** begin Data for processing **

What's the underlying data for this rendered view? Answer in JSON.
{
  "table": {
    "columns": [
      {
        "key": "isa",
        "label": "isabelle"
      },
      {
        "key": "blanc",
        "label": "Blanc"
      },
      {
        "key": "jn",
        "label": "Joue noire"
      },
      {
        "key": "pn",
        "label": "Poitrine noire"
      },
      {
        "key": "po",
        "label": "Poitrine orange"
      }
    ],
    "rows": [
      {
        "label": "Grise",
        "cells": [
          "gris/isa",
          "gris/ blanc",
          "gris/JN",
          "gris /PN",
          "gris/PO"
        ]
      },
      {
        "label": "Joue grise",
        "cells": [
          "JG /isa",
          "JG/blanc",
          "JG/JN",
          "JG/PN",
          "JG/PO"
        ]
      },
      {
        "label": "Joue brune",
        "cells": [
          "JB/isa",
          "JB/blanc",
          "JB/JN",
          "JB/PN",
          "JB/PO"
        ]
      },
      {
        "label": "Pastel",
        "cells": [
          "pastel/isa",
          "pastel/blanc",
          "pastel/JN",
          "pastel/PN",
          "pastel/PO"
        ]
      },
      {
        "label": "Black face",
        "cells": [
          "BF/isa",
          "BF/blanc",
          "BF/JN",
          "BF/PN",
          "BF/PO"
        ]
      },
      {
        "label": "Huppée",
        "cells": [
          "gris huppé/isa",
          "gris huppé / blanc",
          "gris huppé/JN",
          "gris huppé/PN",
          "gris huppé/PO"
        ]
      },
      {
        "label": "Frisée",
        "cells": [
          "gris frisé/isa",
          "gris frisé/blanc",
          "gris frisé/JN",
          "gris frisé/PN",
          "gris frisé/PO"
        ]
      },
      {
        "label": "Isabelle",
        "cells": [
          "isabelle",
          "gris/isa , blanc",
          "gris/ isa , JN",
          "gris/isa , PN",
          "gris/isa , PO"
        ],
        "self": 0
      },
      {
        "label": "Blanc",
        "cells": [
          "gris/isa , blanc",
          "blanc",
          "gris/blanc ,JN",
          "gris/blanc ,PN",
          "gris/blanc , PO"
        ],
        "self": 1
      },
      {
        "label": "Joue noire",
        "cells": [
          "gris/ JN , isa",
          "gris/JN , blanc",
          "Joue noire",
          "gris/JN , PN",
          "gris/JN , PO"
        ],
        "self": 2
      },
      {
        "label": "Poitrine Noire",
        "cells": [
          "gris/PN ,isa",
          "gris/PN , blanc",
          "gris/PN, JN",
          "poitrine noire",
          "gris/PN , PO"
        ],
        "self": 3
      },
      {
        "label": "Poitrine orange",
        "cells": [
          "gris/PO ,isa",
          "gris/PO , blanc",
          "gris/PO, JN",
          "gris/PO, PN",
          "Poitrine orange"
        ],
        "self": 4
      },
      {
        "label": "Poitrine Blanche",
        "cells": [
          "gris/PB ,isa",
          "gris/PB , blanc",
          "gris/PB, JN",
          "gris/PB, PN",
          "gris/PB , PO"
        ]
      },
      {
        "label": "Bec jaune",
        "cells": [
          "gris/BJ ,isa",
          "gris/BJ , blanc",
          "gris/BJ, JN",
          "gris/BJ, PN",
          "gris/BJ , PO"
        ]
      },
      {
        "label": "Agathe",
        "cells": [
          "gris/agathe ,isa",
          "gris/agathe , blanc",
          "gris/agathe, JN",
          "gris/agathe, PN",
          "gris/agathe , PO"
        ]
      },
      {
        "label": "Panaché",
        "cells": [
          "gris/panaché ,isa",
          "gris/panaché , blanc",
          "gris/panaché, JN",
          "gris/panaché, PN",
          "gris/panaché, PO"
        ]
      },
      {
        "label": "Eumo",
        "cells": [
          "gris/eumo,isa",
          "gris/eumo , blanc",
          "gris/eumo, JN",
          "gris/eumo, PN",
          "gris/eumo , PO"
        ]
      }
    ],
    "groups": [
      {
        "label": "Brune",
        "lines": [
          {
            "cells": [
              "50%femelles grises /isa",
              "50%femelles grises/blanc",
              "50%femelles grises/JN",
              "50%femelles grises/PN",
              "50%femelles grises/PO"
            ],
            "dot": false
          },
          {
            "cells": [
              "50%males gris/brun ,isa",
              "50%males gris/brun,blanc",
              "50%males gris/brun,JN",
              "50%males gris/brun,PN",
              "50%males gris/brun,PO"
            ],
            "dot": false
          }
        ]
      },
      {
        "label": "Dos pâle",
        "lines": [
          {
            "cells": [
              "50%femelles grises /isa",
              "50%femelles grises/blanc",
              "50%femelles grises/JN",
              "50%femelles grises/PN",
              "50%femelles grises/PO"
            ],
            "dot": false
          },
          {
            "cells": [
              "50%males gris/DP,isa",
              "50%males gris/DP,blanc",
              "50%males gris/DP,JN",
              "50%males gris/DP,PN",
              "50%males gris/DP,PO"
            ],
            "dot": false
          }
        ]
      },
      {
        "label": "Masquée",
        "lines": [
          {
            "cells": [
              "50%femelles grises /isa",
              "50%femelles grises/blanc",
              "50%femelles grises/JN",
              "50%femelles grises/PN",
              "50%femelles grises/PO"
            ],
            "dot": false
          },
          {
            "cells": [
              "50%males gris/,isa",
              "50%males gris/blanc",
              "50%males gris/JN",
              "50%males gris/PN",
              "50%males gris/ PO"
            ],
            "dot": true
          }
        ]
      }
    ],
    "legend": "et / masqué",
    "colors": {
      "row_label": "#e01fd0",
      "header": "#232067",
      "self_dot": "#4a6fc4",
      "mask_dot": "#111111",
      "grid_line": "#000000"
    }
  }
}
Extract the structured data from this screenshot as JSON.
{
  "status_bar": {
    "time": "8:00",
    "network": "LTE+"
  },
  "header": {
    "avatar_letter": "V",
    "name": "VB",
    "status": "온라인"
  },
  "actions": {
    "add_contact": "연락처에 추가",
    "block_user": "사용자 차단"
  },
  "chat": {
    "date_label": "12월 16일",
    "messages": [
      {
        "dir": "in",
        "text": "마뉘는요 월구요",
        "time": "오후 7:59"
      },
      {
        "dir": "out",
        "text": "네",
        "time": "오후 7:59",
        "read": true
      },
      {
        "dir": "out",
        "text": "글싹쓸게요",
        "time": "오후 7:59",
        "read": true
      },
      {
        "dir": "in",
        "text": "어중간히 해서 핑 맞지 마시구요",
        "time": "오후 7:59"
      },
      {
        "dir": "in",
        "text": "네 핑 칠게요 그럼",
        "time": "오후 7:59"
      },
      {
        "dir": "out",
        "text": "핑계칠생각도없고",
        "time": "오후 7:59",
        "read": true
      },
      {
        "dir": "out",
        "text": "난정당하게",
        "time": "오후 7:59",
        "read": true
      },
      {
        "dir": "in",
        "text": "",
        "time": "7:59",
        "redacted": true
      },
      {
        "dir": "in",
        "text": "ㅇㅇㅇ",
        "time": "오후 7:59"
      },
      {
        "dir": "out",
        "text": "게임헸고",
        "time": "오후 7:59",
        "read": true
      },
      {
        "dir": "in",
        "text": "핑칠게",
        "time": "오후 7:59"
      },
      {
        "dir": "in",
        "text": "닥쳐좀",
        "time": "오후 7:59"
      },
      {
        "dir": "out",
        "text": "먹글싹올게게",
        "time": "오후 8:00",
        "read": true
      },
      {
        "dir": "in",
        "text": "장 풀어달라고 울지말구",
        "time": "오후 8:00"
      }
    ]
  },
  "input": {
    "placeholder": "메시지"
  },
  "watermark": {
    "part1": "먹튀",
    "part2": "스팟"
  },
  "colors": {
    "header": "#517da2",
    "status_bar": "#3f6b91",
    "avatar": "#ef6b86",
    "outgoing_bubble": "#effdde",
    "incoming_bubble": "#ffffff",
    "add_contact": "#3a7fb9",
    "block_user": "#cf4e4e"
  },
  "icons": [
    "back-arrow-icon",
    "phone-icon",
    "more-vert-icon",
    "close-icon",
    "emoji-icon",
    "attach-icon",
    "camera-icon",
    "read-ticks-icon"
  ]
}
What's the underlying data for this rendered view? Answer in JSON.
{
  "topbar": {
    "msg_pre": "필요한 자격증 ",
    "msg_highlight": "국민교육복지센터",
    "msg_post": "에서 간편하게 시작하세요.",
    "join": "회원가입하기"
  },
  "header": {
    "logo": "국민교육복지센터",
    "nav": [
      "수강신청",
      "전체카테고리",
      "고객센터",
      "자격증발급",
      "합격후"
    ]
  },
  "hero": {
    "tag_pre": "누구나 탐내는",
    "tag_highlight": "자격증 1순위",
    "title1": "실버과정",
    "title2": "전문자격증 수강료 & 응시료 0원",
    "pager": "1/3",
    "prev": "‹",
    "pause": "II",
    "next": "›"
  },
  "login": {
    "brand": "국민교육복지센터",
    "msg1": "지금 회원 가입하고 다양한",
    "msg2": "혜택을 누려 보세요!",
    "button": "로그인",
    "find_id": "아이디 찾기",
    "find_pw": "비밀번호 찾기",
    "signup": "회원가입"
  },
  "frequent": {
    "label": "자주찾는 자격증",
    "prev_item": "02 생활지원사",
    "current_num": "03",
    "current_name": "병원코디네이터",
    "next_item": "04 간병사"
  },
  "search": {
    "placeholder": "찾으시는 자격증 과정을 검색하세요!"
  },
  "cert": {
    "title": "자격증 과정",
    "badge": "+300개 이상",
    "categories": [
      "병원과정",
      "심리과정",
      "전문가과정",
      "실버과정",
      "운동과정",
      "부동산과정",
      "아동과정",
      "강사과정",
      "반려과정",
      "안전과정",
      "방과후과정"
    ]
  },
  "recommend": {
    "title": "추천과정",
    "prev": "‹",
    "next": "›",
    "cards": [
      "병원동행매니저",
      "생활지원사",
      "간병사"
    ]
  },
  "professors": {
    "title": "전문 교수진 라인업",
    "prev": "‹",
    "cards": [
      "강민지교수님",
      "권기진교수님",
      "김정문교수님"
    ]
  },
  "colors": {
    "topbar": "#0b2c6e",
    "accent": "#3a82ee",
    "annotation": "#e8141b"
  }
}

** end Data for processing **

Pick every line with "placeholder" in it and copy it.

    "placeholder": "메시지"
    "placeholder": "찾으시는 자격증 과정을 검색하세요!"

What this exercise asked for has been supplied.